■ Exercise instructions: Report, as a bare number, how many lines of the material below contain the word "mean".

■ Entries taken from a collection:
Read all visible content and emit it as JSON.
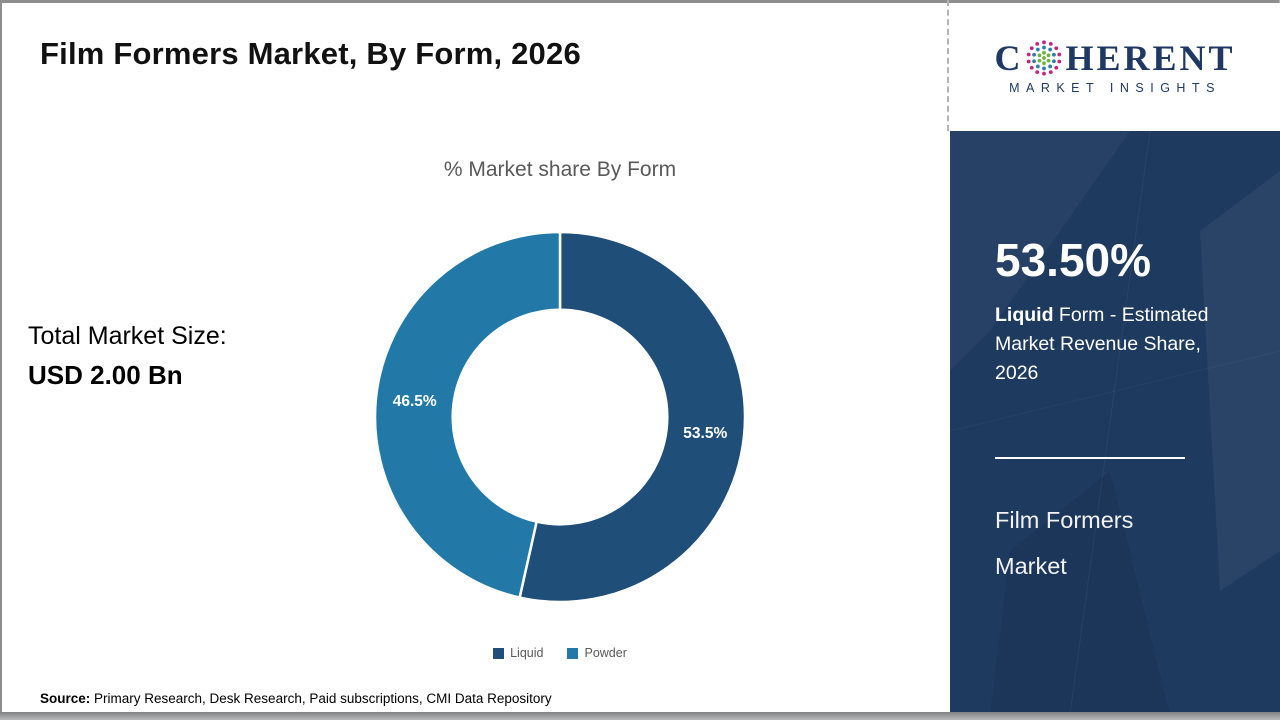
{
  "header": {
    "title": "Film Formers Market, By Form, 2026"
  },
  "logo": {
    "text_c": "C",
    "text_rest": "HERENT",
    "subtitle": "MARKET INSIGHTS",
    "globe_icon": "dot-globe",
    "globe_colors": {
      "outer": "#c2267e",
      "middle": "#2e7fa8",
      "inner": "#6cb33f"
    },
    "brand_color": "#1f3864"
  },
  "left_panel": {
    "label": "Total Market Size:",
    "value": "USD 2.00 Bn"
  },
  "chart_data": {
    "type": "pie",
    "subtype": "donut",
    "title": "% Market share By Form",
    "categories": [
      "Liquid",
      "Powder"
    ],
    "values": [
      53.5,
      46.5
    ],
    "data_labels": [
      "53.5%",
      "46.5%"
    ],
    "colors": [
      "#1f4e79",
      "#2279a8"
    ],
    "start_angle_deg": 0,
    "direction": "clockwise",
    "inner_radius_ratio": 0.58,
    "legend_position": "bottom",
    "label_color": "#ffffff"
  },
  "sidebar": {
    "background": "#1e3a5f",
    "stat_value": "53.50%",
    "stat_desc_bold": "Liquid",
    "stat_desc_rest": " Form - Estimated Market Revenue Share, 2026",
    "market_name_line1": "Film Formers",
    "market_name_line2": "Market"
  },
  "footer": {
    "source_label": "Source:",
    "source_text": " Primary Research, Desk Research, Paid subscriptions, CMI Data Repository"
  }
}
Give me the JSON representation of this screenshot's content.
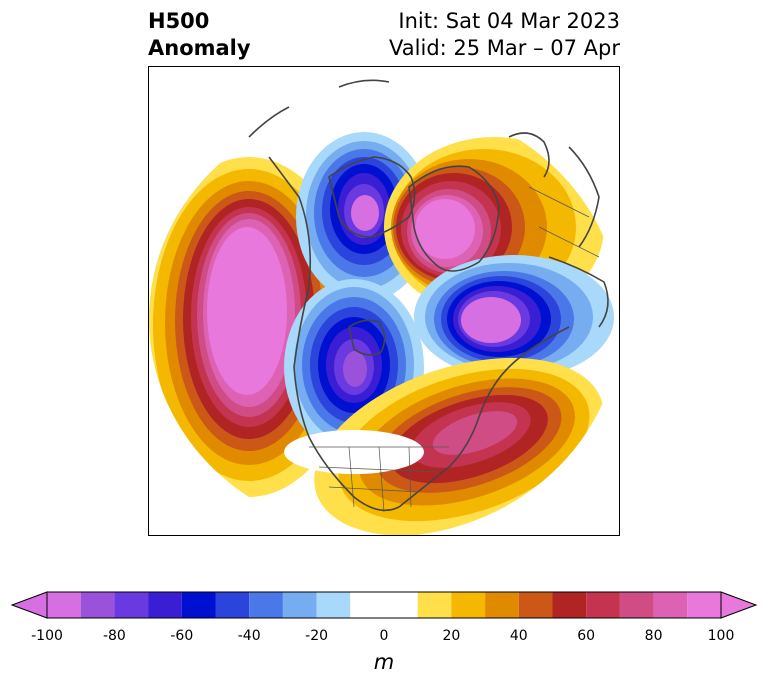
{
  "title": {
    "left_line1": "H500",
    "left_line2": "Anomaly",
    "right_line1": "Init: Sat 04 Mar 2023",
    "right_line2": "Valid: 25 Mar – 07 Apr"
  },
  "map": {
    "field": "500 hPa geopotential height anomaly",
    "projection": "polar-stereographic-north-america"
  },
  "colorbar": {
    "unit_label": "m",
    "ticks": [
      "-100",
      "-80",
      "-60",
      "-40",
      "-20",
      "0",
      "20",
      "40",
      "60",
      "80",
      "100"
    ],
    "levels": [
      -100,
      -90,
      -80,
      -70,
      -60,
      -50,
      -40,
      -30,
      -20,
      -10,
      10,
      20,
      30,
      40,
      50,
      60,
      70,
      80,
      90,
      100
    ],
    "min_extend_color": "#d670e2",
    "max_extend_color": "#e878dc",
    "colors": [
      "#d670e2",
      "#9a52da",
      "#6a3ae0",
      "#3a1ed4",
      "#0010d0",
      "#2a44dc",
      "#4a78e8",
      "#76acf0",
      "#a8d8fa",
      "#ffffff",
      "#ffe04a",
      "#f4b800",
      "#e08a00",
      "#cc5818",
      "#b02424",
      "#c43450",
      "#d04c84",
      "#de62b4",
      "#e878dc"
    ]
  }
}
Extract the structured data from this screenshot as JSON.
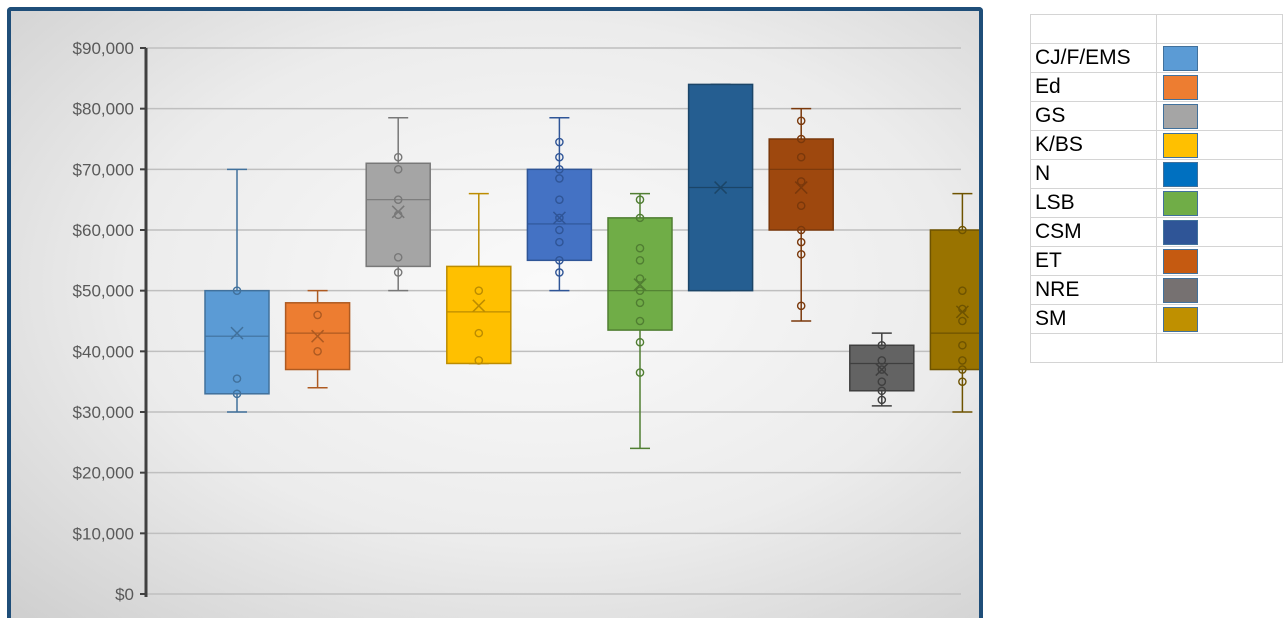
{
  "chart_data": {
    "type": "boxplot",
    "y_tick_labels": [
      "$0",
      "$10,000",
      "$20,000",
      "$30,000",
      "$40,000",
      "$50,000",
      "$60,000",
      "$70,000",
      "$80,000",
      "$90,000"
    ],
    "ylim": [
      0,
      90000
    ],
    "y_tick_step": 10000,
    "grid": true,
    "legend_position": "right",
    "series": [
      {
        "name": "CJ/F/EMS",
        "color": "#5b9bd5",
        "stroke": "#41719c",
        "min": 30000,
        "q1": 33000,
        "median": 42500,
        "mean": 43000,
        "q3": 50000,
        "max": 70000,
        "points": [
          33000,
          35500,
          50000
        ]
      },
      {
        "name": "Ed",
        "color": "#ed7d31",
        "stroke": "#ae5a21",
        "min": 34000,
        "q1": 37000,
        "median": 43000,
        "mean": 42500,
        "q3": 48000,
        "max": 50000,
        "points": [
          40000,
          46000
        ]
      },
      {
        "name": "GS",
        "color": "#a5a5a5",
        "stroke": "#787878",
        "min": 50000,
        "q1": 54000,
        "median": 65000,
        "mean": 63000,
        "q3": 71000,
        "max": 78500,
        "points": [
          53000,
          55500,
          62500,
          65000,
          70000,
          72000
        ]
      },
      {
        "name": "K/BS",
        "color": "#ffc000",
        "stroke": "#bc8c00",
        "min": 38000,
        "q1": 38000,
        "median": 46500,
        "mean": 47500,
        "q3": 54000,
        "max": 66000,
        "points": [
          38500,
          43000,
          50000
        ]
      },
      {
        "name": "N",
        "color": "#4472c4",
        "stroke": "#2f5597",
        "min": 50000,
        "q1": 55000,
        "median": 61000,
        "mean": 62000,
        "q3": 70000,
        "max": 78500,
        "points": [
          53000,
          55000,
          58000,
          60000,
          62000,
          65000,
          68500,
          70000,
          72000,
          74500
        ]
      },
      {
        "name": "LSB",
        "color": "#70ad47",
        "stroke": "#507e32",
        "min": 24000,
        "q1": 43500,
        "median": 50000,
        "mean": 51000,
        "q3": 62000,
        "max": 66000,
        "points": [
          36500,
          41500,
          45000,
          48000,
          50000,
          52000,
          55000,
          57000,
          62000,
          65000
        ]
      },
      {
        "name": "CSM",
        "color": "#255e91",
        "stroke": "#1b4568",
        "min": 50000,
        "q1": 50000,
        "median": 67000,
        "mean": 67000,
        "q3": 84000,
        "max": 84000,
        "points": []
      },
      {
        "name": "ET",
        "color": "#9e480e",
        "stroke": "#7a380b",
        "min": 45000,
        "q1": 60000,
        "median": 70000,
        "mean": 67000,
        "q3": 75000,
        "max": 80000,
        "points": [
          47500,
          56000,
          58000,
          60000,
          64000,
          68000,
          72000,
          75000,
          78000
        ]
      },
      {
        "name": "NRE",
        "color": "#636363",
        "stroke": "#3f3f3f",
        "min": 31000,
        "q1": 33500,
        "median": 38000,
        "mean": 37000,
        "q3": 41000,
        "max": 43000,
        "points": [
          32000,
          33500,
          35000,
          37000,
          38500,
          41000
        ]
      },
      {
        "name": "SM",
        "color": "#997300",
        "stroke": "#6e5300",
        "min": 30000,
        "q1": 37000,
        "median": 43000,
        "mean": 46500,
        "q3": 60000,
        "max": 66000,
        "points": [
          35000,
          37000,
          38500,
          41000,
          45000,
          47000,
          50000,
          60000
        ]
      }
    ]
  },
  "legend": {
    "items": [
      {
        "label": "CJ/F/EMS",
        "color": "#5b9bd5"
      },
      {
        "label": "Ed",
        "color": "#ed7d31"
      },
      {
        "label": "GS",
        "color": "#a5a5a5"
      },
      {
        "label": "K/BS",
        "color": "#ffc000"
      },
      {
        "label": "N",
        "color": "#0070c0"
      },
      {
        "label": "LSB",
        "color": "#70ad47"
      },
      {
        "label": "CSM",
        "color": "#2f5597"
      },
      {
        "label": "ET",
        "color": "#c55a11"
      },
      {
        "label": "NRE",
        "color": "#767171"
      },
      {
        "label": "SM",
        "color": "#bf9000"
      }
    ]
  },
  "colors": {
    "frame_border": "#1f4e79",
    "gridline": "#bfbfbf",
    "axis": "#404040",
    "tick_label": "#595959"
  }
}
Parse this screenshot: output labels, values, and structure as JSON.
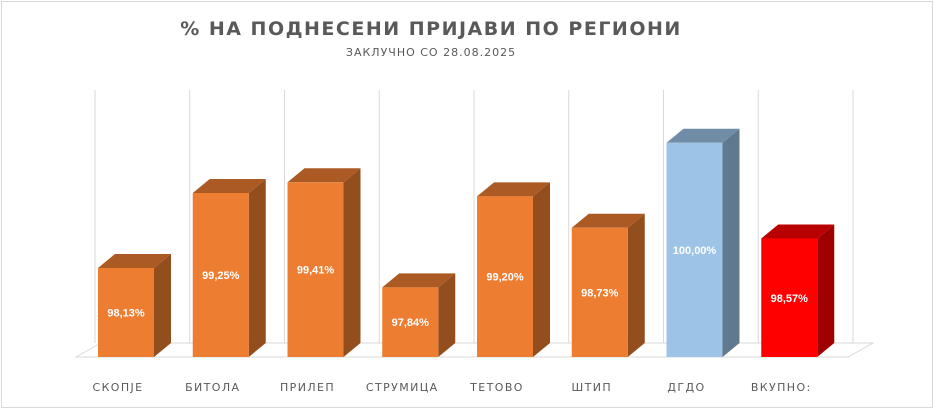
{
  "chart_data": {
    "type": "bar",
    "title": "% НА ПОДНЕСЕНИ ПРИЈАВИ ПО РЕГИОНИ",
    "subtitle": "ЗАКЛУЧНО СО 28.08.2025",
    "categories": [
      "СКОПЈЕ",
      "БИТОЛА",
      "ПРИЛЕП",
      "СТРУМИЦА",
      "ТЕТОВО",
      "ШТИП",
      "ДГДО",
      "ВКУПНО:"
    ],
    "values": [
      98.13,
      99.25,
      99.41,
      97.84,
      99.2,
      98.73,
      100.0,
      98.57
    ],
    "data_labels": [
      "98,13%",
      "99,25%",
      "99,41%",
      "97,84%",
      "99,20%",
      "98,73%",
      "100,00%",
      "98,57%"
    ],
    "ylim": [
      96.8,
      100.4
    ],
    "grid": true,
    "style": "3d-column",
    "colors": [
      "#ED7D31",
      "#ED7D31",
      "#ED7D31",
      "#ED7D31",
      "#ED7D31",
      "#ED7D31",
      "#9DC3E6",
      "#FF0000"
    ],
    "label_colors": [
      "#ffffff",
      "#ffffff",
      "#ffffff",
      "#ffffff",
      "#ffffff",
      "#ffffff",
      "#ffffff",
      "#ffffff"
    ]
  }
}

■ Solution to this exercise: 10